**Task requirements**
Read the records and write them out again exactly.

**The data**
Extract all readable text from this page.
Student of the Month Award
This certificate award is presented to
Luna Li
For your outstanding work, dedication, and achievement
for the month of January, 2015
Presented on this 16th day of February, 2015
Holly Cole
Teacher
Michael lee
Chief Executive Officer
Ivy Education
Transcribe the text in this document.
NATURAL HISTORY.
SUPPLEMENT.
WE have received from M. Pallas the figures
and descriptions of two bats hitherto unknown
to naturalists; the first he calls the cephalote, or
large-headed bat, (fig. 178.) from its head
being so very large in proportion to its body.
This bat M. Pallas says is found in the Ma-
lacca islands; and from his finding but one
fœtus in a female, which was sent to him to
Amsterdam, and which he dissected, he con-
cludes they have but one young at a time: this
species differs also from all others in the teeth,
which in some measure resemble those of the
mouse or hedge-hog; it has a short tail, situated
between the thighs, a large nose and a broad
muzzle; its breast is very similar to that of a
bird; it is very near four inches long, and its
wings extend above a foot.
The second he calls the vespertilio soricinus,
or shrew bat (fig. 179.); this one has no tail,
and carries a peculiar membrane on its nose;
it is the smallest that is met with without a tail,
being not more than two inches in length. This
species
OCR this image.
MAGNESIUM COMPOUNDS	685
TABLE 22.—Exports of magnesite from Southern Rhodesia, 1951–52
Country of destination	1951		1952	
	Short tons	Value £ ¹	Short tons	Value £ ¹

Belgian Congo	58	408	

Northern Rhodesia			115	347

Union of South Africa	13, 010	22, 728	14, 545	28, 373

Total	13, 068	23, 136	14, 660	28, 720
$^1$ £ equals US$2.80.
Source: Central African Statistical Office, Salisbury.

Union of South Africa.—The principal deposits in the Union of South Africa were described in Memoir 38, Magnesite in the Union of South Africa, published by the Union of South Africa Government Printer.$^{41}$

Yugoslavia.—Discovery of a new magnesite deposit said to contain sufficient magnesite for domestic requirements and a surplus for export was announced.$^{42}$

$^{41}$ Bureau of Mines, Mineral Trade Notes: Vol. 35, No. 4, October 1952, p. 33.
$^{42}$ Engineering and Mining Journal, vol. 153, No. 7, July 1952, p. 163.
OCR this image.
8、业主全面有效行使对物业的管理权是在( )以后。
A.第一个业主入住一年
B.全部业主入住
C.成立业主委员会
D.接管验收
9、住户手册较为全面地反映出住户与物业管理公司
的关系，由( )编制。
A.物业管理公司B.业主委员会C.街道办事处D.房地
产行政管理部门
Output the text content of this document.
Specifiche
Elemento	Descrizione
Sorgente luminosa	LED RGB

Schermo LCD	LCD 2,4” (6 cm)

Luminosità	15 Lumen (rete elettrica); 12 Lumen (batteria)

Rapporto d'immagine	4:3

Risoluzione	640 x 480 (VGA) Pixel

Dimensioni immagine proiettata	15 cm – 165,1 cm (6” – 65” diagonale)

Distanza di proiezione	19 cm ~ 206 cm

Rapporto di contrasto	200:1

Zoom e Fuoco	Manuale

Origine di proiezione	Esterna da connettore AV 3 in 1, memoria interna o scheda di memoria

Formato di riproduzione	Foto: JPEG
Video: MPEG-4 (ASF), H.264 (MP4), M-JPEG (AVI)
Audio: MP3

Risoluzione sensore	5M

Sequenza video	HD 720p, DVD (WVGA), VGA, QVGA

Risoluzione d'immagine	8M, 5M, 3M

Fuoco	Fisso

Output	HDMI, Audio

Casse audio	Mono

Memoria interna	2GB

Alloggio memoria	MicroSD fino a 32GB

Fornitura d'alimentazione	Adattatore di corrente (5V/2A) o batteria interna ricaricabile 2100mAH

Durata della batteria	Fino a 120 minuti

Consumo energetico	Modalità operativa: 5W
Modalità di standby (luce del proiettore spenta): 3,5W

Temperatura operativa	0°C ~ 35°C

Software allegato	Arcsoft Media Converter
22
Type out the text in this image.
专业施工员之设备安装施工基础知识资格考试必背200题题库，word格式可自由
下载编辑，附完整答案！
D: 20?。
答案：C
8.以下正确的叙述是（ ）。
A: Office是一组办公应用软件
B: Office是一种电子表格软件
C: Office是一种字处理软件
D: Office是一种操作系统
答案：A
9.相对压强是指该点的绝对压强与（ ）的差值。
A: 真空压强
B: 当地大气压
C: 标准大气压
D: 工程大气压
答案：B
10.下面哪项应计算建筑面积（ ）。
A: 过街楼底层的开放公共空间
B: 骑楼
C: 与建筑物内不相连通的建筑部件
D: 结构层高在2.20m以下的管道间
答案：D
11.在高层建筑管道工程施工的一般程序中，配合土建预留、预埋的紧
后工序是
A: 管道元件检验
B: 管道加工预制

**Right answer**
Extract all readable text from this page.
Student of the Month Award
This certificate award is presented to
Luna Li
For your outstanding work, dedication, and achievement
for the month of January, 2015
Presented on this 16th day of February, 2015
Holly Cole
Teacher
Michael lee
Chief Executive Officer
Ivy Education
Transcribe the text in this document.
NATURAL HISTORY.
SUPPLEMENT.
WE have received from M. Pallas the figures
and descriptions of two bats hitherto unknown
to naturalists; the first he calls the cephalote, or
large-headed bat, (fig. 178.) from its head
being so very large in proportion to its body.
This bat M. Pallas says is found in the Ma-
lacca islands; and from his finding but one
fœtus in a female, which was sent to him to
Amsterdam, and which he dissected, he con-
cludes they have but one young at a time: this
species differs also from all others in the teeth,
which in some measure resemble those of the
mouse or hedge-hog; it has a short tail, situated
between the thighs, a large nose and a broad
muzzle; its breast is very similar to that of a
bird; it is very near four inches long, and its
wings extend above a foot.
The second he calls the vespertilio soricinus,
or shrew bat (fig. 179.); this one has no tail,
and carries a peculiar membrane on its nose;
it is the smallest that is met with without a tail,
being not more than two inches in length. This
species
OCR this image.
MAGNESIUM COMPOUNDS	685
TABLE 22.—Exports of magnesite from Southern Rhodesia, 1951–52
Country of destination	1951		1952	
	Short tons	Value £ ¹	Short tons	Value £ ¹

Belgian Congo	58	408	

Northern Rhodesia			115	347

Union of South Africa	13, 010	22, 728	14, 545	28, 373

Total	13, 068	23, 136	14, 660	28, 720
$^1$ £ equals US$2.80.
Source: Central African Statistical Office, Salisbury.

Union of South Africa.—The principal deposits in the Union of South Africa were described in Memoir 38, Magnesite in the Union of South Africa, published by the Union of South Africa Government Printer.$^{41}$

Yugoslavia.—Discovery of a new magnesite deposit said to contain sufficient magnesite for domestic requirements and a surplus for export was announced.$^{42}$

$^{41}$ Bureau of Mines, Mineral Trade Notes: Vol. 35, No. 4, October 1952, p. 33.
$^{42}$ Engineering and Mining Journal, vol. 153, No. 7, July 1952, p. 163.
OCR this image.
8、业主全面有效行使对物业的管理权是在( )以后。
A.第一个业主入住一年
B.全部业主入住
C.成立业主委员会
D.接管验收
9、住户手册较为全面地反映出住户与物业管理公司
的关系，由( )编制。
A.物业管理公司B.业主委员会C.街道办事处D.房地
产行政管理部门
Output the text content of this document.
Specifiche
Elemento	Descrizione
Sorgente luminosa	LED RGB

Schermo LCD	LCD 2,4” (6 cm)

Luminosità	15 Lumen (rete elettrica); 12 Lumen (batteria)

Rapporto d'immagine	4:3

Risoluzione	640 x 480 (VGA) Pixel

Dimensioni immagine proiettata	15 cm – 165,1 cm (6” – 65” diagonale)

Distanza di proiezione	19 cm ~ 206 cm

Rapporto di contrasto	200:1

Zoom e Fuoco	Manuale

Origine di proiezione	Esterna da connettore AV 3 in 1, memoria interna o scheda di memoria

Formato di riproduzione	Foto: JPEG
Video: MPEG-4 (ASF), H.264 (MP4), M-JPEG (AVI)
Audio: MP3

Risoluzione sensore	5M

Sequenza video	HD 720p, DVD (WVGA), VGA, QVGA

Risoluzione d'immagine	8M, 5M, 3M

Fuoco	Fisso

Output	HDMI, Audio

Casse audio	Mono

Memoria interna	2GB

Alloggio memoria	MicroSD fino a 32GB

Fornitura d'alimentazione	Adattatore di corrente (5V/2A) o batteria interna ricaricabile 2100mAH

Durata della batteria	Fino a 120 minuti

Consumo energetico	Modalità operativa: 5W
Modalità di standby (luce del proiettore spenta): 3,5W

Temperatura operativa	0°C ~ 35°C

Software allegato	Arcsoft Media Converter
22
Type out the text in this image.
专业施工员之设备安装施工基础知识资格考试必背200题题库，word格式可自由
下载编辑，附完整答案！
D: 20?。
答案：C
8.以下正确的叙述是（ ）。
A: Office是一组办公应用软件
B: Office是一种电子表格软件
C: Office是一种字处理软件
D: Office是一种操作系统
答案：A
9.相对压强是指该点的绝对压强与（ ）的差值。
A: 真空压强
B: 当地大气压
C: 标准大气压
D: 工程大气压
答案：B
10.下面哪项应计算建筑面积（ ）。
A: 过街楼底层的开放公共空间
B: 骑楼
C: 与建筑物内不相连通的建筑部件
D: 结构层高在2.20m以下的管道间
答案：D
11.在高层建筑管道工程施工的一般程序中，配合土建预留、预埋的紧
后工序是
A: 管道元件检验
B: 管道加工预制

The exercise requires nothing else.